» Exercise directions
All of the records below must be output exactly, with no pictures carried over.

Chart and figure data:
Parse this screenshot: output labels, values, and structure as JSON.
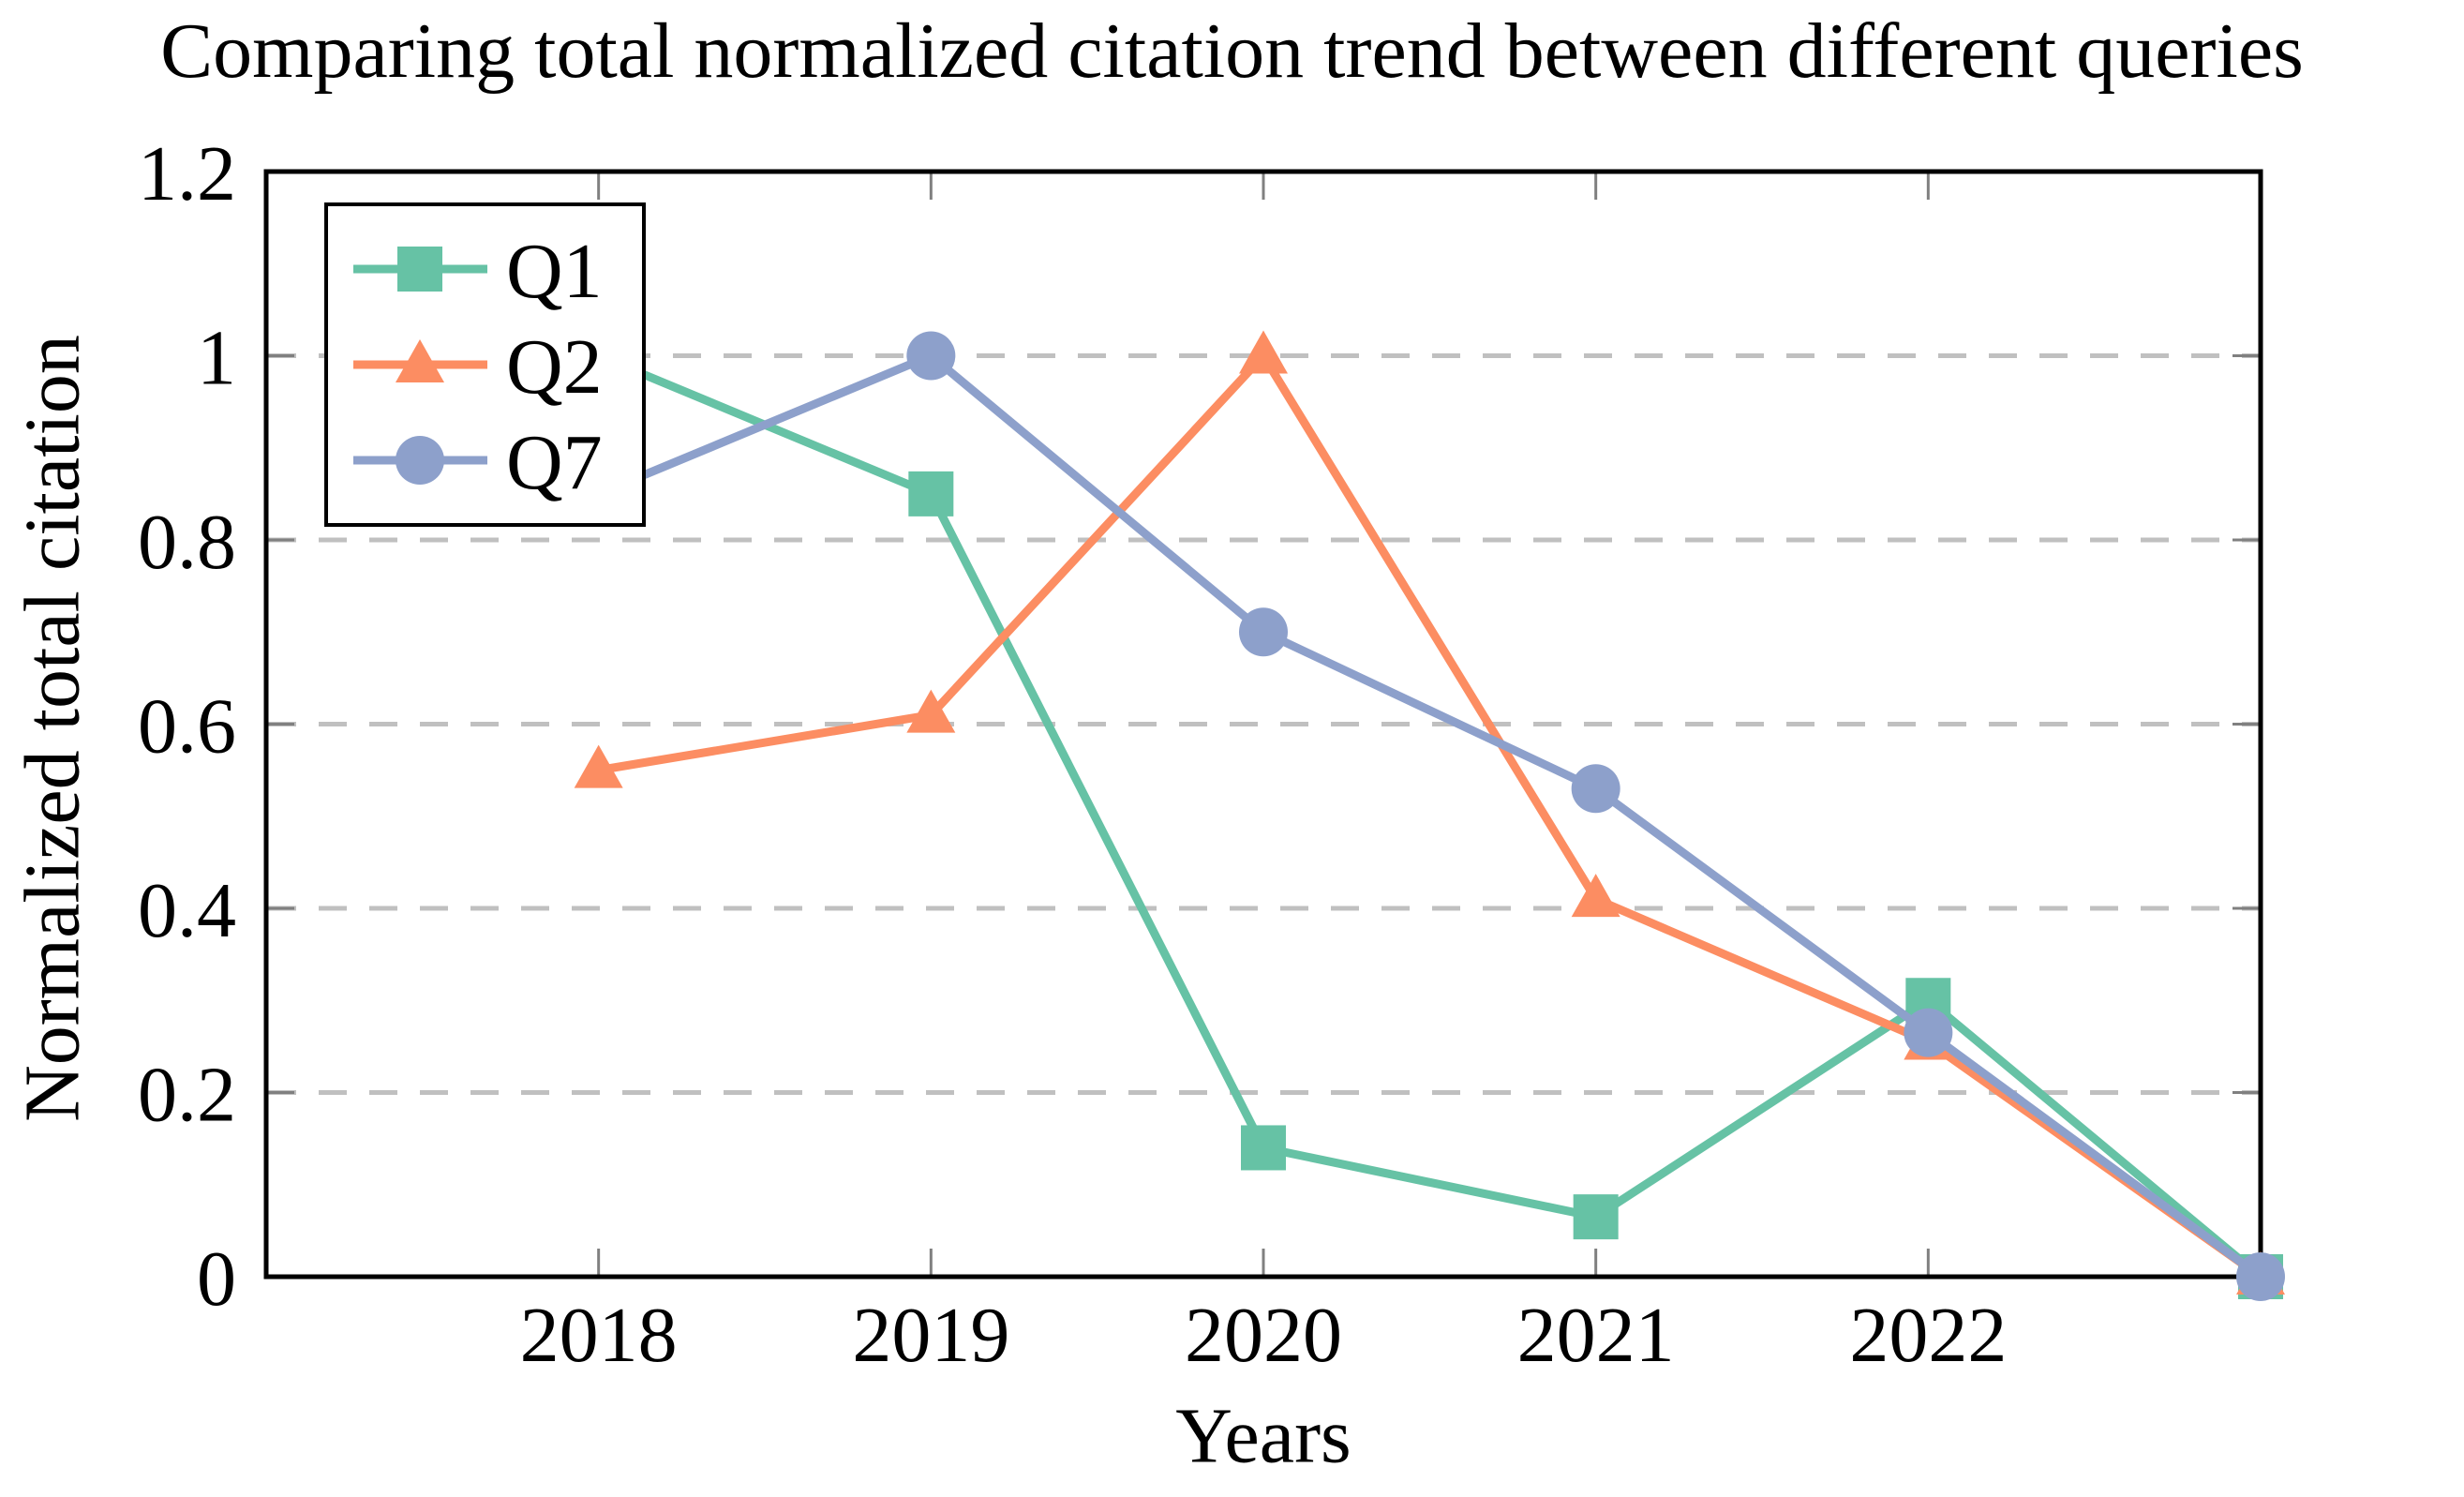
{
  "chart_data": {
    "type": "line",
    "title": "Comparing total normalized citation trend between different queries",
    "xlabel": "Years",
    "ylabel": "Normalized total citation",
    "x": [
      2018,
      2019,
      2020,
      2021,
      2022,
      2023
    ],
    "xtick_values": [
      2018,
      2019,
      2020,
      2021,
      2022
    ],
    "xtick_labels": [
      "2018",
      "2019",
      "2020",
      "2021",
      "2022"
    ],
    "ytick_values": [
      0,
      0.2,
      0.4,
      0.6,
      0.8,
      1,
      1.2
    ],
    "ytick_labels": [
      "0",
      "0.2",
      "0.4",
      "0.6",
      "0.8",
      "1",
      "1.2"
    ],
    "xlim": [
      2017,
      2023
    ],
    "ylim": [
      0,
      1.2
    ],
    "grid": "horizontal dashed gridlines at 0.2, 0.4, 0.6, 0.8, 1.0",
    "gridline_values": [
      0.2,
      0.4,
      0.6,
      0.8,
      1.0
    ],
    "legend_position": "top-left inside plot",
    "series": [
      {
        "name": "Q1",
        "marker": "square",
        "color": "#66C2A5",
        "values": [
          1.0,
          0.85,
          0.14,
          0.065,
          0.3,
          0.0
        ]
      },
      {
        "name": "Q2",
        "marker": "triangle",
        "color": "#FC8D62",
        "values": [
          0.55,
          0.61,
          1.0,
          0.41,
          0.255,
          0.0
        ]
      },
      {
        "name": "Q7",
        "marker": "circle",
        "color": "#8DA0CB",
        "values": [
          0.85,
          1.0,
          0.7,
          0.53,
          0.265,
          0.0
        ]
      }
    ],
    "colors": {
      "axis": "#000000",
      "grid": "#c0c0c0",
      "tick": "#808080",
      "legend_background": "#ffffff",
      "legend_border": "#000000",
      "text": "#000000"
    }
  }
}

» The reply
Parse this screenshot: output labels, values, and structure as JSON.
{
  "chart_data": {
    "type": "line",
    "title": "Comparing total normalized citation trend between different queries",
    "xlabel": "Years",
    "ylabel": "Normalized total citation",
    "x": [
      2018,
      2019,
      2020,
      2021,
      2022,
      2023
    ],
    "xtick_values": [
      2018,
      2019,
      2020,
      2021,
      2022
    ],
    "xtick_labels": [
      "2018",
      "2019",
      "2020",
      "2021",
      "2022"
    ],
    "ytick_values": [
      0,
      0.2,
      0.4,
      0.6,
      0.8,
      1,
      1.2
    ],
    "ytick_labels": [
      "0",
      "0.2",
      "0.4",
      "0.6",
      "0.8",
      "1",
      "1.2"
    ],
    "xlim": [
      2017,
      2023
    ],
    "ylim": [
      0,
      1.2
    ],
    "grid": "horizontal dashed gridlines at 0.2, 0.4, 0.6, 0.8, 1.0",
    "gridline_values": [
      0.2,
      0.4,
      0.6,
      0.8,
      1.0
    ],
    "legend_position": "top-left inside plot",
    "series": [
      {
        "name": "Q1",
        "marker": "square",
        "color": "#66C2A5",
        "values": [
          1.0,
          0.85,
          0.14,
          0.065,
          0.3,
          0.0
        ]
      },
      {
        "name": "Q2",
        "marker": "triangle",
        "color": "#FC8D62",
        "values": [
          0.55,
          0.61,
          1.0,
          0.41,
          0.255,
          0.0
        ]
      },
      {
        "name": "Q7",
        "marker": "circle",
        "color": "#8DA0CB",
        "values": [
          0.85,
          1.0,
          0.7,
          0.53,
          0.265,
          0.0
        ]
      }
    ],
    "colors": {
      "axis": "#000000",
      "grid": "#c0c0c0",
      "tick": "#808080",
      "legend_background": "#ffffff",
      "legend_border": "#000000",
      "text": "#000000"
    }
  }
}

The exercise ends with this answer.